- Required task:
Find the word "NNE方向" in the records below. List each line containing it.

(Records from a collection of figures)
★ ★ ★

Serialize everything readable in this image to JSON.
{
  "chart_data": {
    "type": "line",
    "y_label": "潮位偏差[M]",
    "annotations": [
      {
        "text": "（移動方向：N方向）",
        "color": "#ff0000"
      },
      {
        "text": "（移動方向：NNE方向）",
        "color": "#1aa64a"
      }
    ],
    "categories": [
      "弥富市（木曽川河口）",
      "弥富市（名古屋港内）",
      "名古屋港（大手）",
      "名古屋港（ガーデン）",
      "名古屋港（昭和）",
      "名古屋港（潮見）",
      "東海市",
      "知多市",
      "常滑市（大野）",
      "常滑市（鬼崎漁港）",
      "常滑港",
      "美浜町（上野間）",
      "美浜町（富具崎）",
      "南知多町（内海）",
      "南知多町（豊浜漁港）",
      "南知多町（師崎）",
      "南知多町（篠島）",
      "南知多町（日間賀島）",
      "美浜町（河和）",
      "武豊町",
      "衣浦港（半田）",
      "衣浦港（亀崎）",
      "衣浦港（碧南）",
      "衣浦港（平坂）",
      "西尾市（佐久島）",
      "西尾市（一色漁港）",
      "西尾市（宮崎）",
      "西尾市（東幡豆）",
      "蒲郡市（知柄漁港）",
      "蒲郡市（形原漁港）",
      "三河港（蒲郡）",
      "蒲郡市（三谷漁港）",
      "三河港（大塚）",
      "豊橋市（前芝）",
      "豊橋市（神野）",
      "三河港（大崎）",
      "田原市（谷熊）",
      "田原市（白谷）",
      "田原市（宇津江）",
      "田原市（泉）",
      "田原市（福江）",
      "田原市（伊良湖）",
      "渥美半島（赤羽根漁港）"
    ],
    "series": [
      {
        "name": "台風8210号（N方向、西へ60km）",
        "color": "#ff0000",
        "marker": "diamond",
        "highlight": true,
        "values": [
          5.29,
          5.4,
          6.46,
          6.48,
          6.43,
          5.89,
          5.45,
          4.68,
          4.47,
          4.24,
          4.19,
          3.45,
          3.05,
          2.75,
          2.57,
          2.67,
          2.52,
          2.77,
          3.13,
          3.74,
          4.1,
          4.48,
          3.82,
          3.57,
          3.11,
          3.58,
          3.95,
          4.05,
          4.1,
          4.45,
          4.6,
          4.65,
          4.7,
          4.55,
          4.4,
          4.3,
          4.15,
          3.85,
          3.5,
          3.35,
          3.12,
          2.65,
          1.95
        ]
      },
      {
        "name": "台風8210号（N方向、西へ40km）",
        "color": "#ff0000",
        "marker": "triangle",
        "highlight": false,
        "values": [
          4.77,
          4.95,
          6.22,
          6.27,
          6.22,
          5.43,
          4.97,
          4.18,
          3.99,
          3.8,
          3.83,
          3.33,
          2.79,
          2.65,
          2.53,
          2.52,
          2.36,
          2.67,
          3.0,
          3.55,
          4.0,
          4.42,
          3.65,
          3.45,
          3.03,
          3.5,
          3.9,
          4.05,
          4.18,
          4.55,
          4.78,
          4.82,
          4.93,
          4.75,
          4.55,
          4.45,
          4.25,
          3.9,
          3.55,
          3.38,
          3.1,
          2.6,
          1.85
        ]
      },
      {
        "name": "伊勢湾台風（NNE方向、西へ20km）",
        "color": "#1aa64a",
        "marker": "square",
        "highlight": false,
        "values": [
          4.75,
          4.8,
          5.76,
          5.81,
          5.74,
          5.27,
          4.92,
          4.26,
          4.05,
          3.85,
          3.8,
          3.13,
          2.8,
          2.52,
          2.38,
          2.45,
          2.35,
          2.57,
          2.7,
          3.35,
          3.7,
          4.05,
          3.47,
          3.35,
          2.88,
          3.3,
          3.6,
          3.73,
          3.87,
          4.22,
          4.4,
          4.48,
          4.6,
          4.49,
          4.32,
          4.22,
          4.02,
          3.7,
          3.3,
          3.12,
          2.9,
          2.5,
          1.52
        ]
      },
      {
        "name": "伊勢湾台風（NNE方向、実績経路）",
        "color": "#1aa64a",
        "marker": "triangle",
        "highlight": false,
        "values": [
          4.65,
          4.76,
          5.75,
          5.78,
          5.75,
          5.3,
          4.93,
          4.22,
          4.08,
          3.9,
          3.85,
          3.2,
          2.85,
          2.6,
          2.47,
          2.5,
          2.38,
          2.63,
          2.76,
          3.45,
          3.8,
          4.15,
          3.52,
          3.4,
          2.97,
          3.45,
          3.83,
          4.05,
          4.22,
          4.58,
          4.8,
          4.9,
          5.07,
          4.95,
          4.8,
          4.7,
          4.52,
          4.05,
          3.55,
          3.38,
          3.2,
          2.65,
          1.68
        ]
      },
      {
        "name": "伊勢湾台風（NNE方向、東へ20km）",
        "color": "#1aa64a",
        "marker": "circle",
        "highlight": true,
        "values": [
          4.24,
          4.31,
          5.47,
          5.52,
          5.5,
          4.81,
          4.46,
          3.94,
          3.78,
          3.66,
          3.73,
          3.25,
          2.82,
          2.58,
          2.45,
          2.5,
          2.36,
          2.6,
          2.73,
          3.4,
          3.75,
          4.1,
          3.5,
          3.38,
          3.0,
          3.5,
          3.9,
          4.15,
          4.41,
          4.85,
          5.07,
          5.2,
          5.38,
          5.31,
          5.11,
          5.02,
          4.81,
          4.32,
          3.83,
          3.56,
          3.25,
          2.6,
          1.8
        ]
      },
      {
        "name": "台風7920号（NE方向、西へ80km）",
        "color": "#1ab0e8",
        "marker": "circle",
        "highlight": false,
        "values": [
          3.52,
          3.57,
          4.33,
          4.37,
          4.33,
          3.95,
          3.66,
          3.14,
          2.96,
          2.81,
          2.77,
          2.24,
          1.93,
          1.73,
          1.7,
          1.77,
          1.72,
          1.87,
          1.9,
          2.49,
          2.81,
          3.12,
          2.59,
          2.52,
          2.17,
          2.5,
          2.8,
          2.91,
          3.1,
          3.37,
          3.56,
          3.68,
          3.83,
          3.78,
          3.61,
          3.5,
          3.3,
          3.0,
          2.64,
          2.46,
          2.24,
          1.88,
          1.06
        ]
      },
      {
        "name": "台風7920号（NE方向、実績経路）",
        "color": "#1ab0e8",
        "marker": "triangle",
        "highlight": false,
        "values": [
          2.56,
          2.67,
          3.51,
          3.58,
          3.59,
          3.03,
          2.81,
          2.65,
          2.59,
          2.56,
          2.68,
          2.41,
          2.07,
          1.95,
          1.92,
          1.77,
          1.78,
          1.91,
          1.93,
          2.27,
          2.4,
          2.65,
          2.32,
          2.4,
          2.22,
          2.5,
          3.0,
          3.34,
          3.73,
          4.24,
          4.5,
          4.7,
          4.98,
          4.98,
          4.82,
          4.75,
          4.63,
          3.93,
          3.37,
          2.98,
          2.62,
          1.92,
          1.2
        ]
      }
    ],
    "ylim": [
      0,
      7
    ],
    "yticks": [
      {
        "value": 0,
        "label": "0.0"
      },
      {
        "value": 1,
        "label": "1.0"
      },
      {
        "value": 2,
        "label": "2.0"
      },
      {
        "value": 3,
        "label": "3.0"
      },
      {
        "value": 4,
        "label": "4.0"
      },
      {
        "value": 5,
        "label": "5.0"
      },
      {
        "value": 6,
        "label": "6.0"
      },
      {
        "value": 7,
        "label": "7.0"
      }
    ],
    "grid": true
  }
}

★ ★ ★

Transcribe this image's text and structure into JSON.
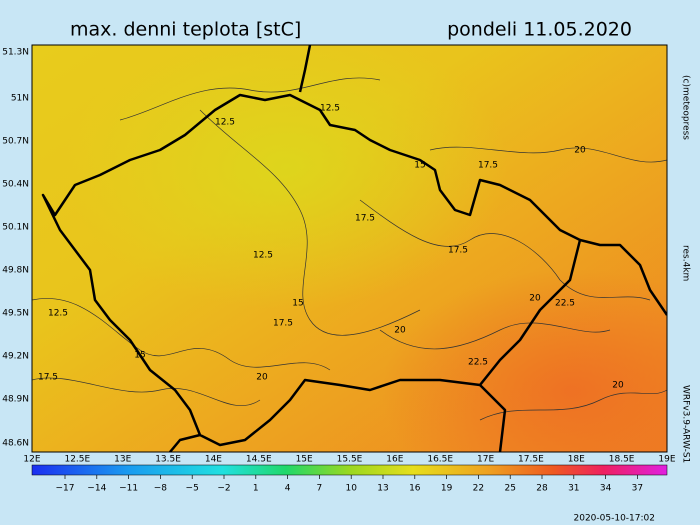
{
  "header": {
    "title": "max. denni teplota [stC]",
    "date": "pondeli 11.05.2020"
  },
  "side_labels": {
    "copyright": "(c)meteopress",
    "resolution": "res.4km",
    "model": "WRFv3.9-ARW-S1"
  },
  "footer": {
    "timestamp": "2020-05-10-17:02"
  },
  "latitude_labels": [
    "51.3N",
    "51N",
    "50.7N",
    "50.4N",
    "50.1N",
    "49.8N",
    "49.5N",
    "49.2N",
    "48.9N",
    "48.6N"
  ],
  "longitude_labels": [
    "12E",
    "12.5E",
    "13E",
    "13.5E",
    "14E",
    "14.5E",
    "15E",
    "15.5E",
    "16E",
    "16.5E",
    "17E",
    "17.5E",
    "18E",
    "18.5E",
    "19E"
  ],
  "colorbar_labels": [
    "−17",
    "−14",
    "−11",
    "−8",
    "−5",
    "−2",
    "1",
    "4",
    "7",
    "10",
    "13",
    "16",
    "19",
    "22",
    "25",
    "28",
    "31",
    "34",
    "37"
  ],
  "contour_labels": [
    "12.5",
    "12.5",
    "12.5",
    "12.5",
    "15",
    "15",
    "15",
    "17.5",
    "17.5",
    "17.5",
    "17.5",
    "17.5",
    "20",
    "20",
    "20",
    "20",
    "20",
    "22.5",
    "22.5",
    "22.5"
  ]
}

★ ★ ★

- Response for this exercise:
        "text": "（移動方向：NNE方向）",
        "name": "伊勢湾台風（NNE方向、西へ20km）",
        "name": "伊勢湾台風（NNE方向、実績経路）",
        "name": "伊勢湾台風（NNE方向、東へ20km）",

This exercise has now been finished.